● Directive: Reproduce the article below on war films and Palestinian cinema in full, word for word.

By Benay Blend
For Palestinians, there is no ambiguity about the identity of the monsters that they face. They have had plenty of time since the Nakba (catastrophe) of 1948.
In their 1988 book How the War was Remembered: Hollywood and Vietnam, Leonard Quart and Albert Auster noted that there were very few fiction films that dealt directly with the war. It took some time to reflect on the many aspects of that period before the appearance of low-budget, meaningful films, including Coming Home (1978), The Deerhunter (1978), and Apocalypse Now (1979).
During and after Iraq, Quart and Auster explain that most films focused more on returning soldiers whose trauma impacted their lives as well as that of their families.
Elaborating on the Valley of Elah (2007), the authors quote director Paul Haggis, who saw the film as “asking questions about where we are in America right now and what’s happening,” a metaphor of the place in the bible where David defeats Goliath.
“What monsters are being fought?” Quart and Auster ask. “It’s hard to say” because “there’s never an unambiguous picture of who the monster is.”
For Palestinians, there is no ambiguity about the identity of the monsters that they face. They have had plenty of time since the Nakba (catastrophe) of 1948 to confront the harsh reality of life under Occupation, ethnic cleansing that has only escalated after October 7.
There is no safe refuge for Palestinians–and by default their supporters—in what Ramzy Baroud calls in Gramscian terms the “Interregnum,” also known as the “age of monsters.”
An intermediary period in which the old guard fights for relevance while more suitable alternatives strive for meaning, this current period is one in which Palestinian film suggests an urgency that is unique to time and place.
Farah Nabulsi’s film The Teacher was made before Oct. 7th but was released during the time of genocide. Though it depicts events around the year 2011, it remains relevant today.

● Dataset records:

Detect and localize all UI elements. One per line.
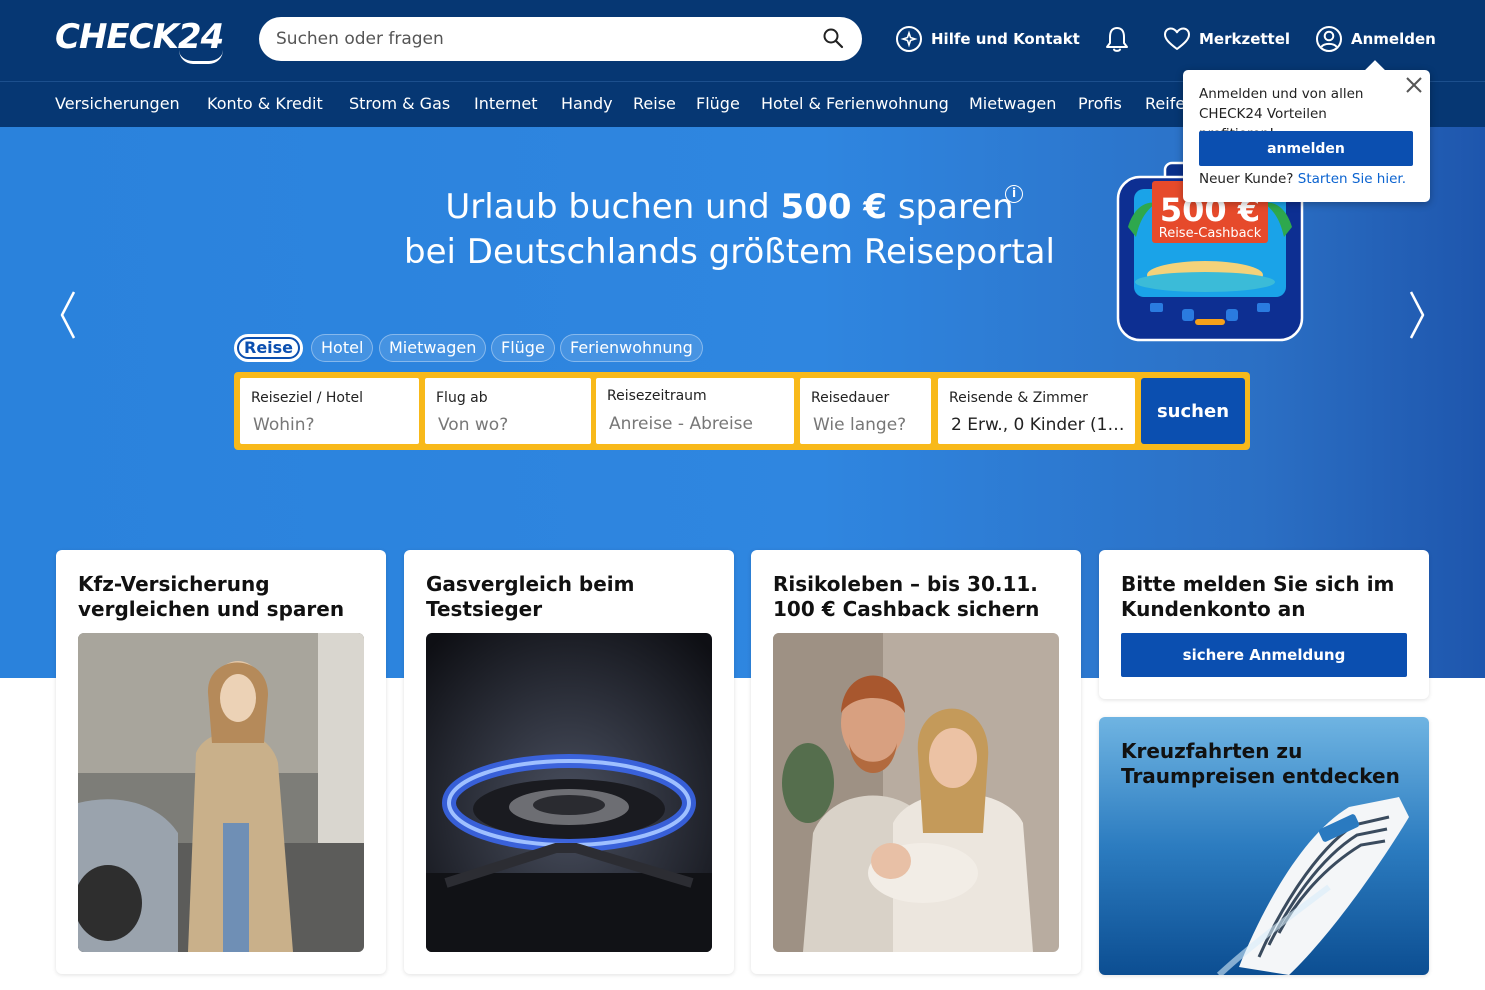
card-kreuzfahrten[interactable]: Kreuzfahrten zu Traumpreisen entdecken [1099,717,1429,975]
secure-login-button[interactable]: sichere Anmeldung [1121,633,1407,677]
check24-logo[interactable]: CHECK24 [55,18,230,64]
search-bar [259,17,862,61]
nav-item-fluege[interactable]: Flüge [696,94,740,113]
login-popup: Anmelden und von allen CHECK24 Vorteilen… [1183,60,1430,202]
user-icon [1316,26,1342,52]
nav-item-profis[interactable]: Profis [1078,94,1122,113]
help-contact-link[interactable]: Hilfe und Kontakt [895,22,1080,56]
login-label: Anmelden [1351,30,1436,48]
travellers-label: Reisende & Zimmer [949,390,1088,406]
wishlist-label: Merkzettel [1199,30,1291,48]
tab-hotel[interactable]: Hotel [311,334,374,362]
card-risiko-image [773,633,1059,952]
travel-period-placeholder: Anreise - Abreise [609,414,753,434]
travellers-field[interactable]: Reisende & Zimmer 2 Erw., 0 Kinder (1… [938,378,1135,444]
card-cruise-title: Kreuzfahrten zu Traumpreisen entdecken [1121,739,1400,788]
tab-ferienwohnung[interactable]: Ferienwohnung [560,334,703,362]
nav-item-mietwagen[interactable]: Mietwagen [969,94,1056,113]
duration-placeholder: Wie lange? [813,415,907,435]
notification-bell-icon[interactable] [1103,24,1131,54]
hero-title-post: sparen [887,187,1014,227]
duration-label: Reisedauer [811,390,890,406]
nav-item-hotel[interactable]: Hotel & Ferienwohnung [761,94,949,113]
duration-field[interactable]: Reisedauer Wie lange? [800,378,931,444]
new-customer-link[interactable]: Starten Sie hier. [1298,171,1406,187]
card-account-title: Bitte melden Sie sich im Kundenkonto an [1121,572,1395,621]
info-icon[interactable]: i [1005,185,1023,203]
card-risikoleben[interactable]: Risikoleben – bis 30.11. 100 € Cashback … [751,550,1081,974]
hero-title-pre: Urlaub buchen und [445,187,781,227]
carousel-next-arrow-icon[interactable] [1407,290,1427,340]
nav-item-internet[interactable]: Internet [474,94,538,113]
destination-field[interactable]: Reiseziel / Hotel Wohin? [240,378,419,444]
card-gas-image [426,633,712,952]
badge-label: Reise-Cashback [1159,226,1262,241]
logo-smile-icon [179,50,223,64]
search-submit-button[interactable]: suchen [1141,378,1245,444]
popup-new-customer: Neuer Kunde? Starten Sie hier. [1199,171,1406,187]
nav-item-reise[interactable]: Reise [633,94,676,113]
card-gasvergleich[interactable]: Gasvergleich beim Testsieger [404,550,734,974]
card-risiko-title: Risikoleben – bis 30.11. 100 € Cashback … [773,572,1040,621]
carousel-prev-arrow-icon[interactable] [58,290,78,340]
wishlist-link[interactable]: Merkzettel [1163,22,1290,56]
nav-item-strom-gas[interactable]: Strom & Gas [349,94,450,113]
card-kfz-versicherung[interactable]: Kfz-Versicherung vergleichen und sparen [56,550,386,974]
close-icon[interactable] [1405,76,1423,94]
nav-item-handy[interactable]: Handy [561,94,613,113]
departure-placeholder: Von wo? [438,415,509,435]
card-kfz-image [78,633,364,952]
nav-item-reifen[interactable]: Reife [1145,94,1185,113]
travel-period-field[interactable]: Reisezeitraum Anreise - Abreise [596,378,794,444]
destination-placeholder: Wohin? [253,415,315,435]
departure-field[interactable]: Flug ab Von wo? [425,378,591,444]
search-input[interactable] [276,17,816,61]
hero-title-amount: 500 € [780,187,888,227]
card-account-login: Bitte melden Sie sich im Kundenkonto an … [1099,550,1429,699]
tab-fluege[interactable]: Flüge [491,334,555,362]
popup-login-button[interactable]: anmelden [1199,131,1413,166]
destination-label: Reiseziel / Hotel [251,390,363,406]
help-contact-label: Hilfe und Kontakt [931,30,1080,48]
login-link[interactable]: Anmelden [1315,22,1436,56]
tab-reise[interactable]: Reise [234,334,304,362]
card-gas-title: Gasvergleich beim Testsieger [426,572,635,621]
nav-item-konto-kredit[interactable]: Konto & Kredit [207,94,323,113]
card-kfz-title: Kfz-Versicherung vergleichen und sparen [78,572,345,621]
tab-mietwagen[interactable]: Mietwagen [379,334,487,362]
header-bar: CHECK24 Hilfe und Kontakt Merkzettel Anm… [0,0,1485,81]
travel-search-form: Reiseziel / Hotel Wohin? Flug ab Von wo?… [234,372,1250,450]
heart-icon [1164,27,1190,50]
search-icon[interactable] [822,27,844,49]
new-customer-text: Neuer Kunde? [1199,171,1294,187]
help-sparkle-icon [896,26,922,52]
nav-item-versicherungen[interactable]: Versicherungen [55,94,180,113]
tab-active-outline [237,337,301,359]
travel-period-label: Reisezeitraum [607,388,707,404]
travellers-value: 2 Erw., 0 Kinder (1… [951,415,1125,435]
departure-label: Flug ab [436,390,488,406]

● Answer to this task:
By Benay Blend
For Palestinians, there is no ambiguity about the identity of the monsters that they face. They have had plenty of time since the Nakba (catastrophe) of 1948.
In their 1988 book How the War was Remembered: Hollywood and Vietnam, Leonard Quart and Albert Auster noted that there were very few fiction films that dealt directly with the war. It took some time to reflect on the many aspects of that period before the appearance of low-budget, meaningful films, including Coming Home (1978), The Deerhunter (1978), and Apocalypse Now (1979).
During and after Iraq, Quart and Auster explain that most films focused more on returning soldiers whose trauma impacted their lives as well as that of their families.
Elaborating on the Valley of Elah (2007), the authors quote director Paul Haggis, who saw the film as “asking questions about where we are in America right now and what’s happening,” a metaphor of the place in the bible where David defeats Goliath.
“What monsters are being fought?” Quart and Auster ask. “It’s hard to say” because “there’s never an unambiguous picture of who the monster is.”
For Palestinians, there is no ambiguity about the identity of the monsters that they face. They have had plenty of time since the Nakba (catastrophe) of 1948 to confront the harsh reality of life under Occupation, ethnic cleansing that has only escalated after October 7.
There is no safe refuge for Palestinians–and by default their supporters—in what Ramzy Baroud calls in Gramscian terms the “Interregnum,” also known as the “age of monsters.”
An intermediary period in which the old guard fights for relevance while more suitable alternatives strive for meaning, this current period is one in which Palestinian film suggests an urgency that is unique to time and place.
Farah Nabulsi’s film The Teacher was made before Oct. 7th but was released during the time of genocide. Though it depicts events around the year 2011, it remains relevant today.